----- RECORDS FOR THIS EXERCISE -----

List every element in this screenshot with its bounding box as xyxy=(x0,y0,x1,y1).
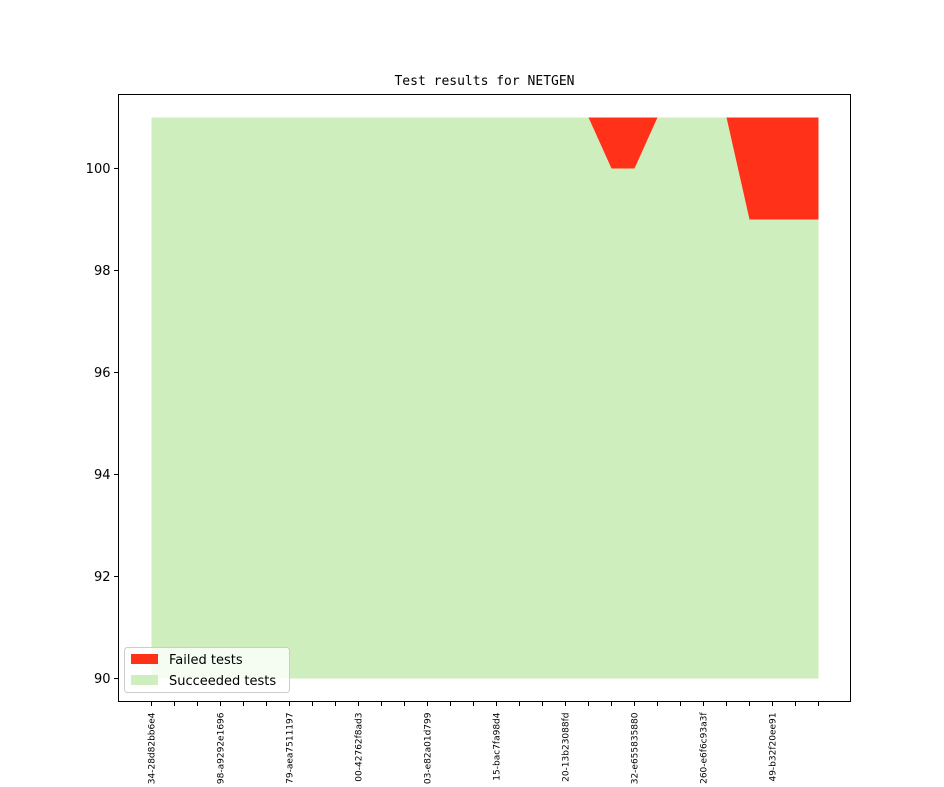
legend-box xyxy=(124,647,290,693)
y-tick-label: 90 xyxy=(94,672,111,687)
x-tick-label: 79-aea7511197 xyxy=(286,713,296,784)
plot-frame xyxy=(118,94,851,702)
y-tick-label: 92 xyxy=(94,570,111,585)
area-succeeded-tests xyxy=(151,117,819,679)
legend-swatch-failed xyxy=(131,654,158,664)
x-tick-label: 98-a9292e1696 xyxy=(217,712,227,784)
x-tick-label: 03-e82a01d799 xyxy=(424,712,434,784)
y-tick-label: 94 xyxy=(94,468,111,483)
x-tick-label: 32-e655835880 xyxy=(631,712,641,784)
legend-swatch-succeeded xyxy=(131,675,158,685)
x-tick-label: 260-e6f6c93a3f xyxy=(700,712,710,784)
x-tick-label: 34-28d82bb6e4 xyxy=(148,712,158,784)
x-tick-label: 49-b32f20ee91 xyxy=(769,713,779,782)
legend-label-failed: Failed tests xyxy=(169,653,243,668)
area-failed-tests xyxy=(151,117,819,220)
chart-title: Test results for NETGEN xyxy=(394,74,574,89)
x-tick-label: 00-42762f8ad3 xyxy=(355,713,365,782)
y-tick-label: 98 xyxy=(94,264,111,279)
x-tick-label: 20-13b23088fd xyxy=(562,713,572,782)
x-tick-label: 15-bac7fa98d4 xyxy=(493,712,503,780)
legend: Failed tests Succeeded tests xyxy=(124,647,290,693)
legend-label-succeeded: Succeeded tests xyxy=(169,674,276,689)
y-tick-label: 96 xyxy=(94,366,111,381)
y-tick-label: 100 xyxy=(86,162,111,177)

-----

### WHAT THIS TASK INVOLVES
Copy out, unchanged, the rows in the part above that opens with the line containing "legend-box xyxy=(124,647,290,693)" and closes with the line containing "area-failed-tests xyxy=(151,117,819,220)". Include both of those lines.

### RIGHT ANSWER
legend-box xyxy=(124,647,290,693)
y-tick-label: 90 xyxy=(94,672,111,687)
x-tick-label: 79-aea7511197 xyxy=(286,713,296,784)
plot-frame xyxy=(118,94,851,702)
y-tick-label: 92 xyxy=(94,570,111,585)
area-succeeded-tests xyxy=(151,117,819,679)
legend-swatch-failed xyxy=(131,654,158,664)
x-tick-label: 98-a9292e1696 xyxy=(217,712,227,784)
x-tick-label: 03-e82a01d799 xyxy=(424,712,434,784)
y-tick-label: 94 xyxy=(94,468,111,483)
x-tick-label: 32-e655835880 xyxy=(631,712,641,784)
legend-swatch-succeeded xyxy=(131,675,158,685)
x-tick-label: 260-e6f6c93a3f xyxy=(700,712,710,784)
x-tick-label: 34-28d82bb6e4 xyxy=(148,712,158,784)
x-tick-label: 49-b32f20ee91 xyxy=(769,713,779,782)
legend-label-failed: Failed tests xyxy=(169,653,243,668)
area-failed-tests xyxy=(151,117,819,220)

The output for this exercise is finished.